What needs to be done: Every entry must be echoed exactly.
--------------------------------------------------
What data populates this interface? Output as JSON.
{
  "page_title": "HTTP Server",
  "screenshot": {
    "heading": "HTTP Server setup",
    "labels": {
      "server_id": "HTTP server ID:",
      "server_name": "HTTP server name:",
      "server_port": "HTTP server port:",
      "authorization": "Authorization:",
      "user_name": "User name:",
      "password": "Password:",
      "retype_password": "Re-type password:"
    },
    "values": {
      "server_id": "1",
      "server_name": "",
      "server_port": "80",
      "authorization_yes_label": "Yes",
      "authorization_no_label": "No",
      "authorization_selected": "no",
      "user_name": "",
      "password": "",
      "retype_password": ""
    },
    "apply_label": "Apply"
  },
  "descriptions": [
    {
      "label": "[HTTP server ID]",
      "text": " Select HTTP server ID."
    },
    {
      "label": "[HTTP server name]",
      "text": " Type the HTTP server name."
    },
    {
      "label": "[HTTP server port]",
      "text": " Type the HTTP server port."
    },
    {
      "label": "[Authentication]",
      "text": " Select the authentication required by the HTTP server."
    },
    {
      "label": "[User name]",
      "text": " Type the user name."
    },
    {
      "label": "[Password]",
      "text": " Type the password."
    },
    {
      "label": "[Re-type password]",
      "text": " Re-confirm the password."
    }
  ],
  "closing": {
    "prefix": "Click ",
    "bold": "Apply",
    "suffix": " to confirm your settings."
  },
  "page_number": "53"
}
--------------------------------------------------
Written response:
What data populates this interface? Output as JSON.
{
  "page_title": "HTTP Server",
  "screenshot": {
    "heading": "HTTP Server setup",
    "labels": {
      "server_id": "HTTP server ID:",
      "server_name": "HTTP server name:",
      "server_port": "HTTP server port:",
      "authorization": "Authorization:",
      "user_name": "User name:",
      "password": "Password:",
      "retype_password": "Re-type password:"
    },
    "values": {
      "server_id": "1",
      "server_name": "",
      "server_port": "80",
      "authorization_yes_label": "Yes",
      "authorization_no_label": "No",
      "authorization_selected": "no",
      "user_name": "",
      "password": "",
      "retype_password": ""
    },
    "apply_label": "Apply"
  },
  "descriptions": [
    {
      "label": "[HTTP server ID]",
      "text": " Select HTTP server ID."
    },
    {
      "label": "[HTTP server name]",
      "text": " Type the HTTP server name."
    },
    {
      "label": "[HTTP server port]",
      "text": " Type the HTTP server port."
    },
    {
      "label": "[Authentication]",
      "text": " Select the authentication required by the HTTP server."
    },
    {
      "label": "[User name]",
      "text": " Type the user name."
    },
    {
      "label": "[Password]",
      "text": " Type the password."
    },
    {
      "label": "[Re-type password]",
      "text": " Re-confirm the password."
    }
  ],
  "closing": {
    "prefix": "Click ",
    "bold": "Apply",
    "suffix": " to confirm your settings."
  },
  "page_number": "53"
}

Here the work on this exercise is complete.